[Records from a collection of figures]

— begin —

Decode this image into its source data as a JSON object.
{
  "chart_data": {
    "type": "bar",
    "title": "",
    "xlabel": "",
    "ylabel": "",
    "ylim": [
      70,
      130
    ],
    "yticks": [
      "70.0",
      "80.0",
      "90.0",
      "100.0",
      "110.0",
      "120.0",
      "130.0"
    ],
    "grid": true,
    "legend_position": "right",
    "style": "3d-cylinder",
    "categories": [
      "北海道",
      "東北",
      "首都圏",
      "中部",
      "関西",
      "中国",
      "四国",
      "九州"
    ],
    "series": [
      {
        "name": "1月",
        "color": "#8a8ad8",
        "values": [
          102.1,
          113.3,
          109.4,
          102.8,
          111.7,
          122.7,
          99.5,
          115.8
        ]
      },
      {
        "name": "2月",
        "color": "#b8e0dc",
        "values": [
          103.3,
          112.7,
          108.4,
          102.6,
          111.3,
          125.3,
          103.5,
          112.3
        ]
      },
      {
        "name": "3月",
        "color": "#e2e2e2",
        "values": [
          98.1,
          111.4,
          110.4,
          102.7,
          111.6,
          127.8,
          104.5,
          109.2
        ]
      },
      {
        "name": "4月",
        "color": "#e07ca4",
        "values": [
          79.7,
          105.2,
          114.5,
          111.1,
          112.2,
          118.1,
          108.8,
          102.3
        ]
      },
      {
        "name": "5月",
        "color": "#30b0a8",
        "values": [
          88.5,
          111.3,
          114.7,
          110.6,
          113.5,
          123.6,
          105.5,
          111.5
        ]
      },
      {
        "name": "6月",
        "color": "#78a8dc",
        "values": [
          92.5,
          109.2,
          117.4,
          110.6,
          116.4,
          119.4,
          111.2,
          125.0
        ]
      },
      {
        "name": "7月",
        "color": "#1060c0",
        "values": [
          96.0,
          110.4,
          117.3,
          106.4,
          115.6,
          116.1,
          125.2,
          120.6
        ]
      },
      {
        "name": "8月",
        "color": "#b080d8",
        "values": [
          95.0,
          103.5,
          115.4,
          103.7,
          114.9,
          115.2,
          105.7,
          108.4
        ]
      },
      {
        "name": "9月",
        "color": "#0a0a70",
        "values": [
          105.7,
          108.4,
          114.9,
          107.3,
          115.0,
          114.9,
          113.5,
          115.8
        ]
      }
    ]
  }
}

— end —

Task requirements: Send back every record, precisely as written.

Task response:
Decode this image into its source data as a JSON object.
{
  "chart_data": {
    "type": "bar",
    "title": "",
    "xlabel": "",
    "ylabel": "",
    "ylim": [
      70,
      130
    ],
    "yticks": [
      "70.0",
      "80.0",
      "90.0",
      "100.0",
      "110.0",
      "120.0",
      "130.0"
    ],
    "grid": true,
    "legend_position": "right",
    "style": "3d-cylinder",
    "categories": [
      "北海道",
      "東北",
      "首都圏",
      "中部",
      "関西",
      "中国",
      "四国",
      "九州"
    ],
    "series": [
      {
        "name": "1月",
        "color": "#8a8ad8",
        "values": [
          102.1,
          113.3,
          109.4,
          102.8,
          111.7,
          122.7,
          99.5,
          115.8
        ]
      },
      {
        "name": "2月",
        "color": "#b8e0dc",
        "values": [
          103.3,
          112.7,
          108.4,
          102.6,
          111.3,
          125.3,
          103.5,
          112.3
        ]
      },
      {
        "name": "3月",
        "color": "#e2e2e2",
        "values": [
          98.1,
          111.4,
          110.4,
          102.7,
          111.6,
          127.8,
          104.5,
          109.2
        ]
      },
      {
        "name": "4月",
        "color": "#e07ca4",
        "values": [
          79.7,
          105.2,
          114.5,
          111.1,
          112.2,
          118.1,
          108.8,
          102.3
        ]
      },
      {
        "name": "5月",
        "color": "#30b0a8",
        "values": [
          88.5,
          111.3,
          114.7,
          110.6,
          113.5,
          123.6,
          105.5,
          111.5
        ]
      },
      {
        "name": "6月",
        "color": "#78a8dc",
        "values": [
          92.5,
          109.2,
          117.4,
          110.6,
          116.4,
          119.4,
          111.2,
          125.0
        ]
      },
      {
        "name": "7月",
        "color": "#1060c0",
        "values": [
          96.0,
          110.4,
          117.3,
          106.4,
          115.6,
          116.1,
          125.2,
          120.6
        ]
      },
      {
        "name": "8月",
        "color": "#b080d8",
        "values": [
          95.0,
          103.5,
          115.4,
          103.7,
          114.9,
          115.2,
          105.7,
          108.4
        ]
      },
      {
        "name": "9月",
        "color": "#0a0a70",
        "values": [
          105.7,
          108.4,
          114.9,
          107.3,
          115.0,
          114.9,
          113.5,
          115.8
        ]
      }
    ]
  }
}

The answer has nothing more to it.